» **Written instruction**
Return, word for word, every line starting at the line with "Type out the text in this image." and ending at the final line of the entries; skip the pictures.

» **Supplied data**

◆ ◆ ◆

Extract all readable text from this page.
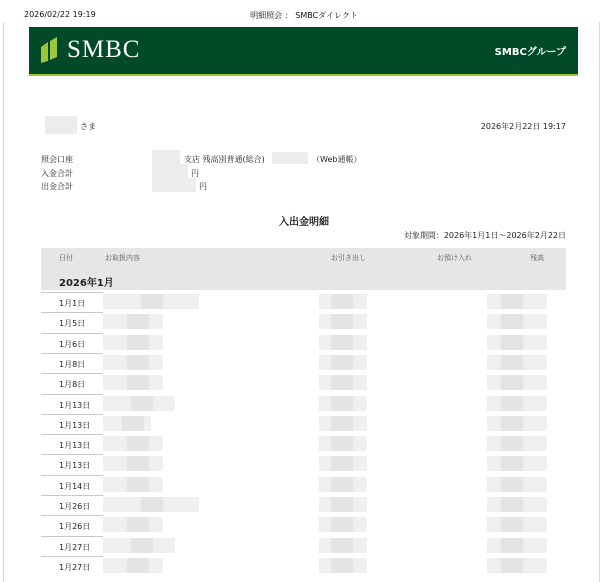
2026/02/22 19:19	明細照会 ： SMBCダイレクト
SMBC	SMBCグループ
さま	2026年2月22日 19:17
照会口座	支店 残高別普通(総合)	（Web通帳）
入金合計	円
出金合計	円
入出金明細
対象期間：2026年1月1日〜2026年2月22日
日付	お取扱内容	お引き出し	お預け入れ	残高
2026年1月
1月1日
1月5日
1月6日
1月8日
1月8日
1月13日
1月13日
1月13日
1月13日
1月14日
1月26日
1月26日
1月27日
1月27日
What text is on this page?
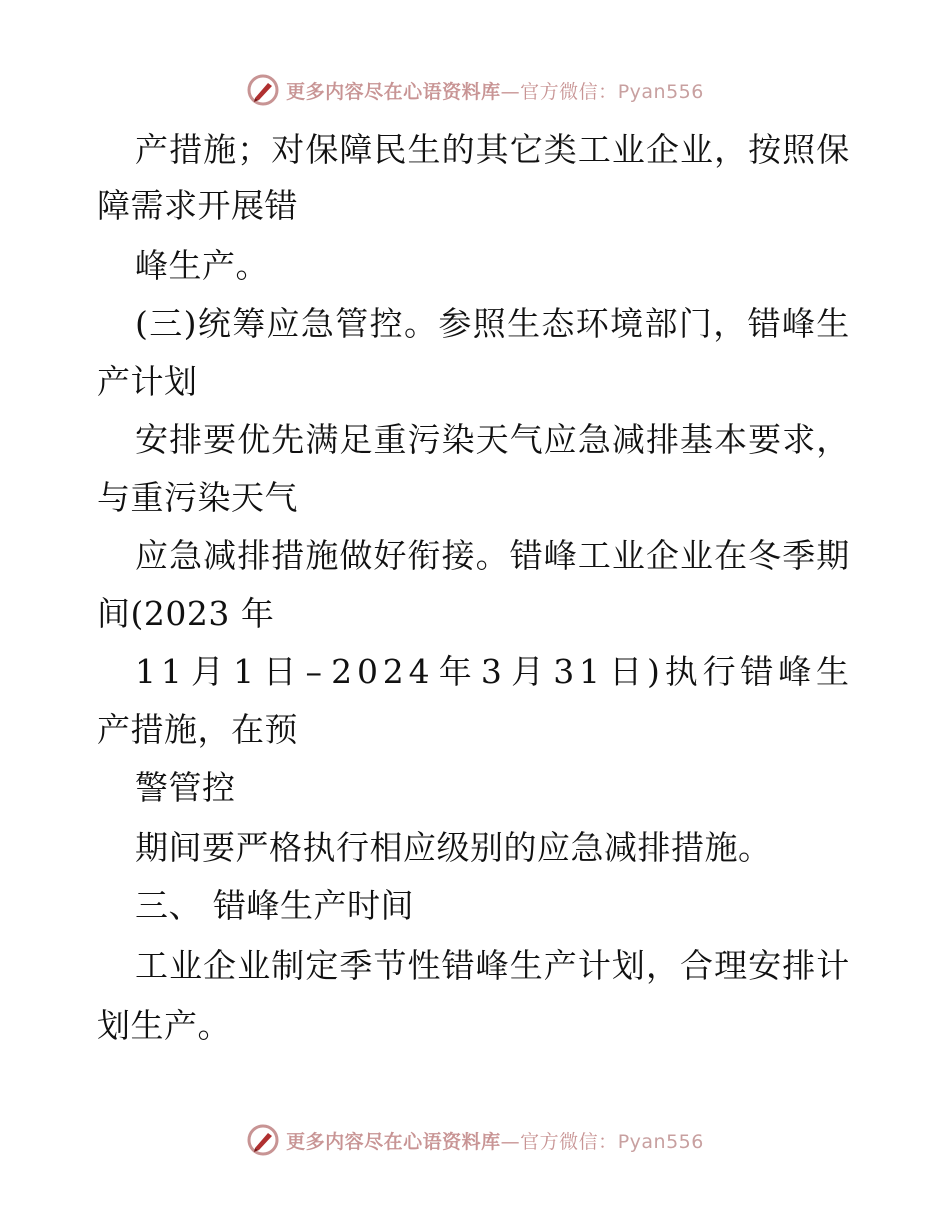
更多内容尽在心语资料库—官方微信：Pyan556
产 措 施 ； 对 保 障 民 生 的 其 它 类 工 业 企 业 ， 按 照 保
障需求开展错
峰生产。
( 三 ) 统 筹 应 急 管 控 。 参 照 生 态 环 境 部 门 ， 错 峰 生
产计划
安 排 要 优 先 满 足 重 污 染 天 气 应 急 减 排 基 本 要 求 ，
与重污染天气
应 急 减 排 措 施 做 好 衔 接 。 错 峰 工 业 企 业 在 冬 季 期
间(2023 年
1 1 月 1 日 – 2 0 2 4 年 3 月 3 1 日 ) 执 行 错 峰 生
产措施，在预
警管控
期间要严格执行相应级别的应急减排措施。
三、 错峰生产时间
工 业 企 业 制 定 季 节 性 错 峰 生 产 计 划 ， 合 理 安 排 计
划生产。
更多内容尽在心语资料库—官方微信：Pyan556
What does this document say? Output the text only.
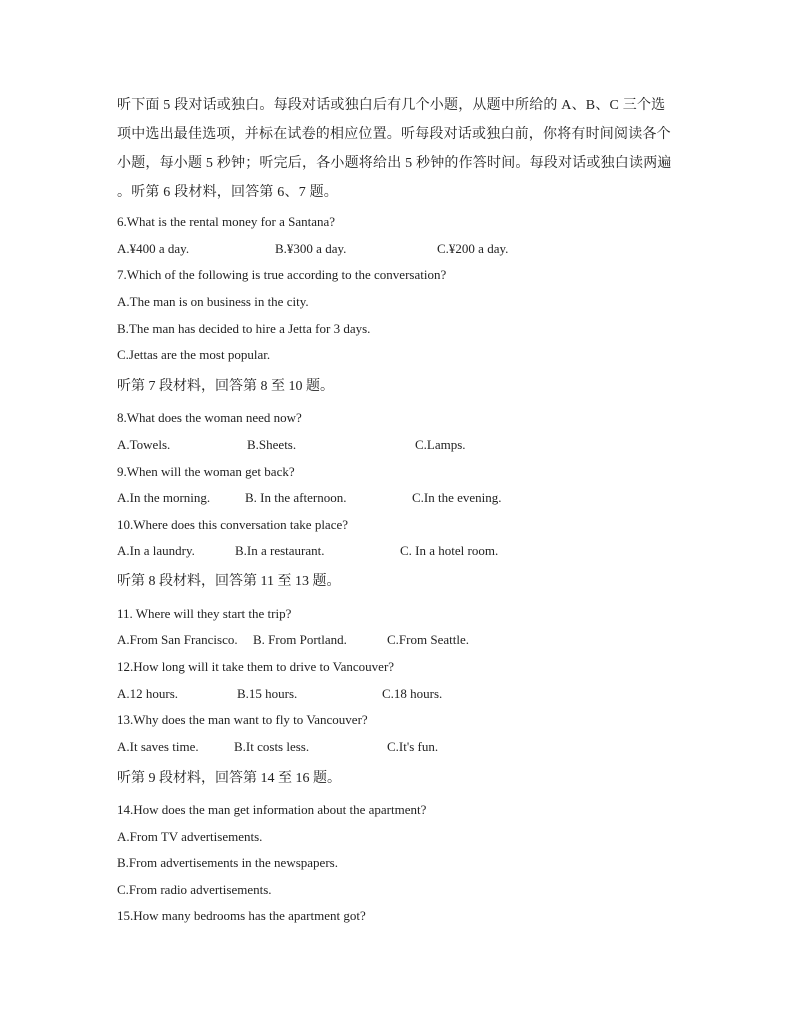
听下面 5 段对话或独白。每段对话或独白后有几个小题，从题中所给的 A、B、C 三个选
项中选出最佳选项，并标在试卷的相应位置。听每段对话或独白前，你将有时间阅读各个
小题，每小题 5 秒钟；听完后，各小题将给出 5 秒钟的作答时间。每段对话或独白读两遍
。听第 6 段材料，回答第 6、7 题。
6.What is the rental money for a Santana?
A.¥400 a day.	B.¥300 a day.	C.¥200 a day.
7.Which of the following is true according to the conversation?
A.The man is on business in the city.
B.The man has decided to hire a Jetta for 3 days.
C.Jettas are the most popular.
听第 7 段材料，回答第 8 至 10 题。
8.What does the woman need now?
A.Towels.	B.Sheets.	C.Lamps.
9.When will the woman get back?
A.In the morning.	B. In the afternoon.	C.In the evening.
10.Where does this conversation take place?
A.In a laundry.	B.In a restaurant.	C. In a hotel room.
听第 8 段材料，回答第 11 至 13 题。
11. Where will they start the trip?
A.From San Francisco. B. From Portland.	C.From Seattle.
12.How long will it take them to drive to Vancouver?
A.12 hours.	B.15 hours.	C.18 hours.
13.Why does the man want to fly to Vancouver?
A.It saves time.	B.It costs less.	C.It's fun.
听第 9 段材料，回答第 14 至 16 题。
14.How does the man get information about the apartment?
A.From TV advertisements.
B.From advertisements in the newspapers.
C.From radio advertisements.
15.How many bedrooms has the apartment got?
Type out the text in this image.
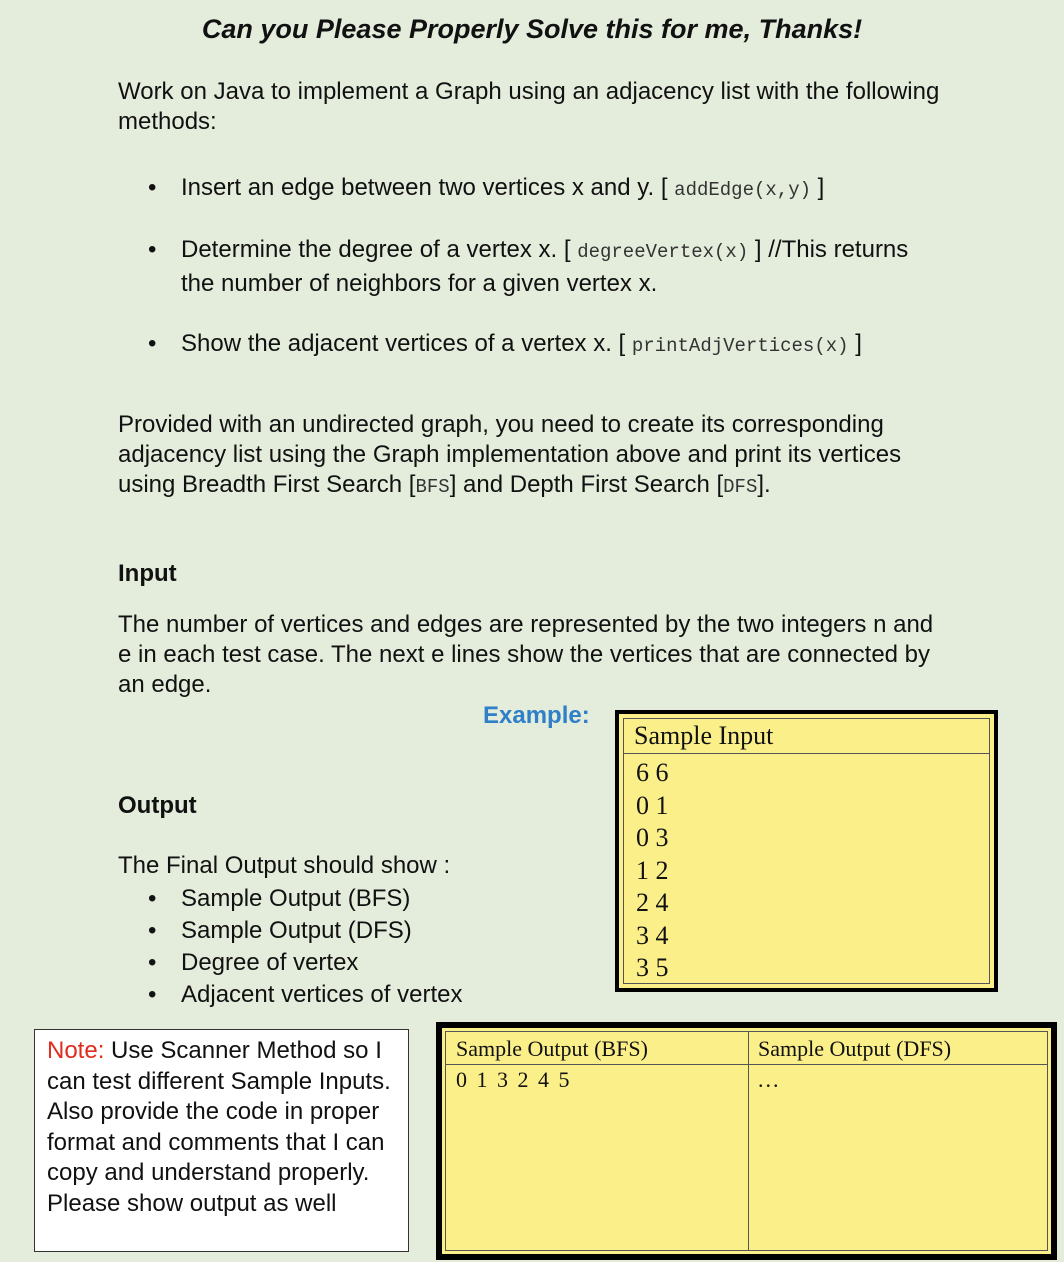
Can you Please Properly Solve this for me, Thanks!
Work on Java to implement a Graph using an adjacency list with the following methods:
• Insert an edge between two vertices x and y. [ addEdge(x,y) ]
• Determine the degree of a vertex x. [ degreeVertex(x) ] //This returns the number of neighbors for a given vertex x.
• Show the adjacent vertices of a vertex x. [ printAdjVertices(x) ]
Provided with an undirected graph, you need to create its corresponding adjacency list using the Graph implementation above and print its vertices using Breadth First Search [BFS] and Depth First Search [DFS].
Input
The number of vertices and edges are represented by the two integers n and e in each test case. The next e lines show the vertices that are connected by an edge.
Example:
Output
The Final Output should show :
• Sample Output (BFS)
• Sample Output (DFS)
• Degree of vertex
• Adjacent vertices of vertex
Sample Input
6 6
0 1
0 3
1 2
2 4
3 4
3 5
Note: Use Scanner Method so I can test different Sample Inputs. Also provide the code in proper format and comments that I can copy and understand properly. Please show output as well
Sample Output (BFS)
0 1 3 2 4 5
Sample Output (DFS)
...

◆ ◆ ◆

» **Written solution**
Type out the text in this image.
Can you Please Properly Solve this for me, Thanks!
Work on Java to implement a Graph using an adjacency list with the following methods:
• Insert an edge between two vertices x and y. [ addEdge(x,y) ]
• Determine the degree of a vertex x. [ degreeVertex(x) ] //This returns the number of neighbors for a given vertex x.
• Show the adjacent vertices of a vertex x. [ printAdjVertices(x) ]
Provided with an undirected graph, you need to create its corresponding adjacency list using the Graph implementation above and print its vertices using Breadth First Search [BFS] and Depth First Search [DFS].
Input
The number of vertices and edges are represented by the two integers n and e in each test case. The next e lines show the vertices that are connected by an edge.
Example:
Output
The Final Output should show :
• Sample Output (BFS)
• Sample Output (DFS)
• Degree of vertex
• Adjacent vertices of vertex
Sample Input
6 6
0 1
0 3
1 2
2 4
3 4
3 5
Note: Use Scanner Method so I can test different Sample Inputs. Also provide the code in proper format and comments that I can copy and understand properly. Please show output as well
Sample Output (BFS)
0 1 3 2 4 5
Sample Output (DFS)
...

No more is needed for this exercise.